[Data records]
[BEGIN]

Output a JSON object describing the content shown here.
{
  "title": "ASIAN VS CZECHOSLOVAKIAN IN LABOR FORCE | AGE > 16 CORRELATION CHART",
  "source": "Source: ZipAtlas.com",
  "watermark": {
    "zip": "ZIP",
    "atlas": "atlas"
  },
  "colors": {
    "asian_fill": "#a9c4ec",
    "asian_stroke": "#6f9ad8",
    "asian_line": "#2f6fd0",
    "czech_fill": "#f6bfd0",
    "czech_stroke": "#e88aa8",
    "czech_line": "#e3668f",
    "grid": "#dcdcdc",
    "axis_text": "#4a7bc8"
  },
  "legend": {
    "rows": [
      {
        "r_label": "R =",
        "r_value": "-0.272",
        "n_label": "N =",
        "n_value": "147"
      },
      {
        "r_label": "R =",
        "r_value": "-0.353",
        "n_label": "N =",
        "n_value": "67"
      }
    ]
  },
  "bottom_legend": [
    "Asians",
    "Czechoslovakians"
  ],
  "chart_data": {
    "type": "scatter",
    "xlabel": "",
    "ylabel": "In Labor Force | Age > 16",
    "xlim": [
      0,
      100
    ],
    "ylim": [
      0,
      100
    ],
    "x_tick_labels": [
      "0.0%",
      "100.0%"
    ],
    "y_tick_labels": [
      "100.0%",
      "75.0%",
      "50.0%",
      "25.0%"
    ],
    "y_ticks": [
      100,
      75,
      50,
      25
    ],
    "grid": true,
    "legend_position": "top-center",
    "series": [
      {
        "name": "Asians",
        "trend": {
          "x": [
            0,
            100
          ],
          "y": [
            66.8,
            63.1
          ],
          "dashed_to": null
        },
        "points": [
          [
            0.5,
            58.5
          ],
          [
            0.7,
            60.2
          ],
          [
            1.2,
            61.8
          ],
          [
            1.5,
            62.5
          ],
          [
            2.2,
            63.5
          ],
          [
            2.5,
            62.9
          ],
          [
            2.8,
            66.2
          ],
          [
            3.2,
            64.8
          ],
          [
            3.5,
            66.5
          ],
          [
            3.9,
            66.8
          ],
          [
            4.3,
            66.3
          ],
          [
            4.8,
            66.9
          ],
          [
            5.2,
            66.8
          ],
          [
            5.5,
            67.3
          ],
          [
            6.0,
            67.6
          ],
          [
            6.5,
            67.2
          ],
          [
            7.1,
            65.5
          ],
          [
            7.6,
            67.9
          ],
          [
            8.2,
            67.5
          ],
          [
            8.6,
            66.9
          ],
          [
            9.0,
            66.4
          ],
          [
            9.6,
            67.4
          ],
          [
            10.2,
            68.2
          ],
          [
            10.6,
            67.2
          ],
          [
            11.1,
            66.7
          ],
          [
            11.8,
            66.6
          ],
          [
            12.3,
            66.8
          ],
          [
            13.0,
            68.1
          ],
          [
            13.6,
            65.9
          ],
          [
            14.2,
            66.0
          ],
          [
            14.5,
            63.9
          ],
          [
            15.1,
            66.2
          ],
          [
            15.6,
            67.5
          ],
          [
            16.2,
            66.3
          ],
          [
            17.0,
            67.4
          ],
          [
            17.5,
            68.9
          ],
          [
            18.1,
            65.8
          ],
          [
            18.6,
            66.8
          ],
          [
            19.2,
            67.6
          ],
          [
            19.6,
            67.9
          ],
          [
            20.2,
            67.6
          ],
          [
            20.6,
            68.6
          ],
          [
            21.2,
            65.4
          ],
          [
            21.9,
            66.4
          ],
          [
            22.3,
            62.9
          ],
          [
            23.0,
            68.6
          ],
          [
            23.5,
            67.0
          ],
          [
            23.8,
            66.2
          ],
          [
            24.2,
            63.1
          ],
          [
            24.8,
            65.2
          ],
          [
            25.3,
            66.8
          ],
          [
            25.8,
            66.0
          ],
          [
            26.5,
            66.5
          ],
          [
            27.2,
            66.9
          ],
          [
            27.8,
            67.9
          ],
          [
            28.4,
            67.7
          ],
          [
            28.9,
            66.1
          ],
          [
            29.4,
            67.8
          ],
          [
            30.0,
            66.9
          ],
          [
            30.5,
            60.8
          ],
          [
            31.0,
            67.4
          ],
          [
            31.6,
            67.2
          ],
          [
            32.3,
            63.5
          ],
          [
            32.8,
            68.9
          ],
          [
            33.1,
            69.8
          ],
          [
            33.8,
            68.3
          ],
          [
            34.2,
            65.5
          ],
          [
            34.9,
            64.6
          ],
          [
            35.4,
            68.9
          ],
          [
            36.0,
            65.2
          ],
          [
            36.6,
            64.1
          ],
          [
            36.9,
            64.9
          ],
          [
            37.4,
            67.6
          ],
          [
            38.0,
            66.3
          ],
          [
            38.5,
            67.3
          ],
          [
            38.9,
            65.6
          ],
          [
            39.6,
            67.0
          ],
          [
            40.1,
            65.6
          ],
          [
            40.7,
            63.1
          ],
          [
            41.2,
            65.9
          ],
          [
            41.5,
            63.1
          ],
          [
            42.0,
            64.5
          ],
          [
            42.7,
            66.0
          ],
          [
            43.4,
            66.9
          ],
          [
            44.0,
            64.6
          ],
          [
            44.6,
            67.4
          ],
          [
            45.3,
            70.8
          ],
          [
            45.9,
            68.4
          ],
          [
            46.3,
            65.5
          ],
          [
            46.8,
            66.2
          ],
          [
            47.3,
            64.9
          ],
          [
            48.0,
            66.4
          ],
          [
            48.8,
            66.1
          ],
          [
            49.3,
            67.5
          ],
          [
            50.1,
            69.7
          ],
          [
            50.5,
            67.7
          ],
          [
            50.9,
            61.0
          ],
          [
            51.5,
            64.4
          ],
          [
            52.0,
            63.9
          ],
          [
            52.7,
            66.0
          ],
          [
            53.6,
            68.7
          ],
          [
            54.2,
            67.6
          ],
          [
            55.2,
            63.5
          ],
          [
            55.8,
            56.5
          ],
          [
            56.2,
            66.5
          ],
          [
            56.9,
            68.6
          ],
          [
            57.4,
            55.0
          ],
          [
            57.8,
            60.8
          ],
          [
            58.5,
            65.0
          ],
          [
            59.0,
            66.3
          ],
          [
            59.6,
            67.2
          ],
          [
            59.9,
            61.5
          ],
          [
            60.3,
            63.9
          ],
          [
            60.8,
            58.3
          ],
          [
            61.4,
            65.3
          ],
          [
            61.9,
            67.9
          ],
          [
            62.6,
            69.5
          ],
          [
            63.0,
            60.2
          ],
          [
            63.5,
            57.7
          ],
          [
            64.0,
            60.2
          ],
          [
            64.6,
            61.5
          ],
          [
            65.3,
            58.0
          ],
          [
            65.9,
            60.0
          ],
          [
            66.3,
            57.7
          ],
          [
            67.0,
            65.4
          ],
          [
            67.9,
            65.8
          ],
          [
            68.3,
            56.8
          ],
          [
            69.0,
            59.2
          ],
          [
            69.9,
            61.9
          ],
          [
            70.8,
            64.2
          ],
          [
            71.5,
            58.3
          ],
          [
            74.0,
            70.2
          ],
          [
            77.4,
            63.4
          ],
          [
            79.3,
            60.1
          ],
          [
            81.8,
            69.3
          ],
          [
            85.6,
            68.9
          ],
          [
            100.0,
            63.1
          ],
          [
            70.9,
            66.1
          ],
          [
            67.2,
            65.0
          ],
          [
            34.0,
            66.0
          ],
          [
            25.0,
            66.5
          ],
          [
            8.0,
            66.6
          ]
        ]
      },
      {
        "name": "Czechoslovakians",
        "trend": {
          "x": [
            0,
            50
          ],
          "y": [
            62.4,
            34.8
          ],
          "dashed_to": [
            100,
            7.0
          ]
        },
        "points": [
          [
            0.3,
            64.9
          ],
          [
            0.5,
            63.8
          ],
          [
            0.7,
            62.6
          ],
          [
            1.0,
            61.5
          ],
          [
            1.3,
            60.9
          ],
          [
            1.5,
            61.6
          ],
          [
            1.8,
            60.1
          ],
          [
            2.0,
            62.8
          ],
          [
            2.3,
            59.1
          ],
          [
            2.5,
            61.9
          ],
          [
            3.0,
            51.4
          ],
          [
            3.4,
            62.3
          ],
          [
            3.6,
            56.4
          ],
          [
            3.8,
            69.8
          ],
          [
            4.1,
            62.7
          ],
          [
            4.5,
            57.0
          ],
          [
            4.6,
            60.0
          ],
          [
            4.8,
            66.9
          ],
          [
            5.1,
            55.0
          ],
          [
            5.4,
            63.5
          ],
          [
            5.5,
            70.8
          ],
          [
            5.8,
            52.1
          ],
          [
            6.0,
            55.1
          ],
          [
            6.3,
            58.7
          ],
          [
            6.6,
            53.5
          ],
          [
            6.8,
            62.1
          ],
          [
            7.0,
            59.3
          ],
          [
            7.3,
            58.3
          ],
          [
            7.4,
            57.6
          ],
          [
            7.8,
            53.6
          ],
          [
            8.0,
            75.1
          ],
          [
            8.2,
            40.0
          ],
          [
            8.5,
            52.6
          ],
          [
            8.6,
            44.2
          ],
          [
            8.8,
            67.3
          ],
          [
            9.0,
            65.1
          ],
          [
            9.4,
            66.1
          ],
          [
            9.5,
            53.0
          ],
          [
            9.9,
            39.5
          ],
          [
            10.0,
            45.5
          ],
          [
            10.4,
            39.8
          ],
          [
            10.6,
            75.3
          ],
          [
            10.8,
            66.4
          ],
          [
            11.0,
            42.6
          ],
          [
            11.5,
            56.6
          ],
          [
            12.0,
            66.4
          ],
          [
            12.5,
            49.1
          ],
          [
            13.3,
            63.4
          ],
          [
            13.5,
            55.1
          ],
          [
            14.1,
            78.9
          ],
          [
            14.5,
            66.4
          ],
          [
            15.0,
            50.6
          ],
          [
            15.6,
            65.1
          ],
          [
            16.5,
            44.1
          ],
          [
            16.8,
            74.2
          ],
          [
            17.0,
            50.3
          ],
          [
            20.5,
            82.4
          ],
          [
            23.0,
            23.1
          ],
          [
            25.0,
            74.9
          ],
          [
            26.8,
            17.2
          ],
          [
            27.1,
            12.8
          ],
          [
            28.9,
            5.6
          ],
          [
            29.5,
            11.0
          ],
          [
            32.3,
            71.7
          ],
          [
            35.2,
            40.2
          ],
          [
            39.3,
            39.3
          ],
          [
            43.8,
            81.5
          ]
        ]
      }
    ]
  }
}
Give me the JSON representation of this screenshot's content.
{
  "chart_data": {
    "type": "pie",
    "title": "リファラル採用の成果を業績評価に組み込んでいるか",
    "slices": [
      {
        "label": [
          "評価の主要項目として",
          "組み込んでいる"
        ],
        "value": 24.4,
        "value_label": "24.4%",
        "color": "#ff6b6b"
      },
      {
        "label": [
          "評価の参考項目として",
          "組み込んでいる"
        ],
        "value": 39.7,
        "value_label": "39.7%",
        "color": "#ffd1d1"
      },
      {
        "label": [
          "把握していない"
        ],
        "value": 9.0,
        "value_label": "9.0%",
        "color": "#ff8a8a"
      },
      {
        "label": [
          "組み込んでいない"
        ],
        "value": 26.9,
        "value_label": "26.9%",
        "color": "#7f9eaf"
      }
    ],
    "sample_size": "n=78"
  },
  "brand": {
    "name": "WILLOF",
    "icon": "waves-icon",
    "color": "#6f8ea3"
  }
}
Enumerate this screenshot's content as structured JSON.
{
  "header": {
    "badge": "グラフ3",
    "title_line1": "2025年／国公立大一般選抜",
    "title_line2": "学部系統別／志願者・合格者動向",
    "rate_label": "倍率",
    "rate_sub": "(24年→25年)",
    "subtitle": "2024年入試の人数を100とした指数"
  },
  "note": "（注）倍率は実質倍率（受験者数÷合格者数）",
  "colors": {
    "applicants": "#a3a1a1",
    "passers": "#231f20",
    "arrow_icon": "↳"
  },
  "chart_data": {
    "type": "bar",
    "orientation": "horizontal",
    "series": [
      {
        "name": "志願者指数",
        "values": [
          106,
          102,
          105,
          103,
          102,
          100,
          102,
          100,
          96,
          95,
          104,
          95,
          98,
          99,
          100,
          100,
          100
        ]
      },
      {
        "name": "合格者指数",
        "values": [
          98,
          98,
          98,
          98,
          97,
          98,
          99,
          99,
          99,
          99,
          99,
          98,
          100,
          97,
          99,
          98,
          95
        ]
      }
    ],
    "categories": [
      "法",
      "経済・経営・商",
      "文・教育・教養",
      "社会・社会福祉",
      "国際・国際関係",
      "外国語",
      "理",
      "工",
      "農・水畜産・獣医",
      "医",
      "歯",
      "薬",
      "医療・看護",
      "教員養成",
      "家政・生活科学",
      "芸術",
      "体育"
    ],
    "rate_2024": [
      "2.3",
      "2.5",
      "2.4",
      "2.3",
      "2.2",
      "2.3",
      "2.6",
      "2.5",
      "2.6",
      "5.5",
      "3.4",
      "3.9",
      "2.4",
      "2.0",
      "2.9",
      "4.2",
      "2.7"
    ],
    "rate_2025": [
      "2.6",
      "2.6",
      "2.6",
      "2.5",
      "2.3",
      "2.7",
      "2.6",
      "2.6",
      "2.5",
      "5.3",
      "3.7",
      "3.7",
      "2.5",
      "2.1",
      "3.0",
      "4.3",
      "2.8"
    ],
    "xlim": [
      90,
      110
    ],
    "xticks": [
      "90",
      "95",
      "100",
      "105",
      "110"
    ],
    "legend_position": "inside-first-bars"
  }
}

[END]

Your task: How many lines of these entries contain the string "this"? Reply with the number alone.

Result of the exercise: 2